### SOURCE MATERIAL ###

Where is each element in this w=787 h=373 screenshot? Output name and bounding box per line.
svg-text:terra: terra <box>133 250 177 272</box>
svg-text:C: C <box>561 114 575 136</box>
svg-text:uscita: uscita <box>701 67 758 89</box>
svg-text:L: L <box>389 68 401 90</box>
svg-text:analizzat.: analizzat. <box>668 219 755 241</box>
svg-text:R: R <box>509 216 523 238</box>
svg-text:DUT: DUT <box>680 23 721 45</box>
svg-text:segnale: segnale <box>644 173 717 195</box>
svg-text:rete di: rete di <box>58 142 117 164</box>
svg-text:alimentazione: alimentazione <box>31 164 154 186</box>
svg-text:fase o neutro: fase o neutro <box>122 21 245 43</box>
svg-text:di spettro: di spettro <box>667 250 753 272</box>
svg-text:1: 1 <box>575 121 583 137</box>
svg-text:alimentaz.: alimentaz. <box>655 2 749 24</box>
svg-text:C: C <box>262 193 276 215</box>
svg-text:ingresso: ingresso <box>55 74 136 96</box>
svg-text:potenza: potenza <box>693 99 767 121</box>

###

TASK DESCRIPTION: Rewrite the entries above, swapping "bounding box" for "box coordinates" and leaving every other character unchanged.

ANSWER TO THE PROBLEM:
Where is each element in this w=787 h=373 screenshot? Output name and box coordinates per line.
svg-text:terra: terra <box>133 250 177 272</box>
svg-text:C: C <box>561 114 575 136</box>
svg-text:uscita: uscita <box>701 67 758 89</box>
svg-text:L: L <box>389 68 401 90</box>
svg-text:analizzat.: analizzat. <box>668 219 755 241</box>
svg-text:R: R <box>509 216 523 238</box>
svg-text:DUT: DUT <box>680 23 721 45</box>
svg-text:segnale: segnale <box>644 173 717 195</box>
svg-text:rete di: rete di <box>58 142 117 164</box>
svg-text:alimentazione: alimentazione <box>31 164 154 186</box>
svg-text:fase o neutro: fase o neutro <box>122 21 245 43</box>
svg-text:di spettro: di spettro <box>667 250 753 272</box>
svg-text:1: 1 <box>575 121 583 137</box>
svg-text:alimentaz.: alimentaz. <box>655 2 749 24</box>
svg-text:C: C <box>262 193 276 215</box>
svg-text:ingresso: ingresso <box>55 74 136 96</box>
svg-text:potenza: potenza <box>693 99 767 121</box>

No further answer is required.